> What you are asked to do: Select, from the material below, each line with "törzsfejlődése" in it.

> Data shown:
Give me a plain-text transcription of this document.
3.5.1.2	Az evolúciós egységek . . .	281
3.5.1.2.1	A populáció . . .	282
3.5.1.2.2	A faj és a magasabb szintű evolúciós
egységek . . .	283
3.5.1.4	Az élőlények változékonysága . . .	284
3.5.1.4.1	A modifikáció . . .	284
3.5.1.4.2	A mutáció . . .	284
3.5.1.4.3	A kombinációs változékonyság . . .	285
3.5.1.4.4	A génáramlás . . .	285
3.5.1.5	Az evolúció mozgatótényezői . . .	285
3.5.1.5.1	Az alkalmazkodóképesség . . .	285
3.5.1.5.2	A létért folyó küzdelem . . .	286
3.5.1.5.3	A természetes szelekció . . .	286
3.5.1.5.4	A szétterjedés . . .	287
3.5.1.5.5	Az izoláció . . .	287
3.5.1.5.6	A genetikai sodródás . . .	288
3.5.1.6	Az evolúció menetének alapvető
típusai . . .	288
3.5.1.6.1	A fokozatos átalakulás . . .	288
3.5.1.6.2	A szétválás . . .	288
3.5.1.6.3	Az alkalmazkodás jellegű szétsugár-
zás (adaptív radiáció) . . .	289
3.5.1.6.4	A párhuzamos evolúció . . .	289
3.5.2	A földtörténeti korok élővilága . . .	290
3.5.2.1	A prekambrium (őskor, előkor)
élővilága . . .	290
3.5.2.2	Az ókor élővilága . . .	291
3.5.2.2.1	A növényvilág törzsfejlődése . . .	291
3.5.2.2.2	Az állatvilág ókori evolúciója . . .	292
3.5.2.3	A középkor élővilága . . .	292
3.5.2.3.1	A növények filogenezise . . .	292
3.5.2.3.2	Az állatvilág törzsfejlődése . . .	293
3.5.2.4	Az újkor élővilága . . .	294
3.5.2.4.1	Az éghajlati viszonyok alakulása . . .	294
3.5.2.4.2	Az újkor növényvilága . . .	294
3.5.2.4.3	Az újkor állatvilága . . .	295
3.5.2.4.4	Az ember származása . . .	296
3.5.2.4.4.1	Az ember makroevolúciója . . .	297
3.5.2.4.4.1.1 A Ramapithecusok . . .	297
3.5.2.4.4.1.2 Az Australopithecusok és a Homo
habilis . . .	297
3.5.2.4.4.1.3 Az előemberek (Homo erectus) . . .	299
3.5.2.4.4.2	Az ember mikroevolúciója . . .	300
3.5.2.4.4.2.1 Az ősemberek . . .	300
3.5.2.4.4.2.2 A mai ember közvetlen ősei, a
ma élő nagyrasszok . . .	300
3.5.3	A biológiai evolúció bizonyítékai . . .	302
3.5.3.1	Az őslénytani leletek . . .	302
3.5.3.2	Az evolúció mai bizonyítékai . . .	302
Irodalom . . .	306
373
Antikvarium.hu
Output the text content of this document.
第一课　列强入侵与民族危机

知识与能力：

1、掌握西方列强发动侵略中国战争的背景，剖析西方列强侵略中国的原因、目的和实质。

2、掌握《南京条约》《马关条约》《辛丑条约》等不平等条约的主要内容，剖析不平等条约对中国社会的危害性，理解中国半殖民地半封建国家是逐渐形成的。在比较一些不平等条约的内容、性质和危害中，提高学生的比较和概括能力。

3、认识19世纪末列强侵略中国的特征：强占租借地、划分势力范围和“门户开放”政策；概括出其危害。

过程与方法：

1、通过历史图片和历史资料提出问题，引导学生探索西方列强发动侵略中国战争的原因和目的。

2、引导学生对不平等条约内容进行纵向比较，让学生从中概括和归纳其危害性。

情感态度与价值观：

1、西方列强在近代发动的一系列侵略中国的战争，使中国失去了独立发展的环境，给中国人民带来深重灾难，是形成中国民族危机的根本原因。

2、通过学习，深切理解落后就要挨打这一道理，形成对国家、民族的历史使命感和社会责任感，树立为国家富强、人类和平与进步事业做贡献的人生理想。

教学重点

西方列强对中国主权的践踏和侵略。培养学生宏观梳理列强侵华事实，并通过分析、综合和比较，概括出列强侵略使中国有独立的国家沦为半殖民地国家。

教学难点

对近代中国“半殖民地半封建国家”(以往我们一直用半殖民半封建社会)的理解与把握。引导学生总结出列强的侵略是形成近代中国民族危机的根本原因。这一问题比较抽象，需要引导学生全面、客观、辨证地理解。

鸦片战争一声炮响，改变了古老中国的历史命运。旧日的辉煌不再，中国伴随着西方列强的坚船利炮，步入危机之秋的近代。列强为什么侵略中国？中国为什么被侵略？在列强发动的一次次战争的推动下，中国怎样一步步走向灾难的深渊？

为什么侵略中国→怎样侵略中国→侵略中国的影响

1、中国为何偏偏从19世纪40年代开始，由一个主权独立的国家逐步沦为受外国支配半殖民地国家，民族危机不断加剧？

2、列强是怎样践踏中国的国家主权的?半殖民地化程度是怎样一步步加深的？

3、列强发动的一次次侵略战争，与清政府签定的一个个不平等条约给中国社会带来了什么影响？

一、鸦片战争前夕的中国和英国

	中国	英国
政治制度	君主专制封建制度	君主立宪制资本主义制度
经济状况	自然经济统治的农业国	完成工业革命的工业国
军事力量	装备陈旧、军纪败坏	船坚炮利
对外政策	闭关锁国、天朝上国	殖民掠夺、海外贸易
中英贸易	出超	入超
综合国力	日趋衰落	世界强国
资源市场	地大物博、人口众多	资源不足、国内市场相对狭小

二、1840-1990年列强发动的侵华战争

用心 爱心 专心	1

> Exercise solution:
3.5.2.2.1	A növényvilág törzsfejlődése . . .	291
3.5.2.3.2	Az állatvilág törzsfejlődése . . .	293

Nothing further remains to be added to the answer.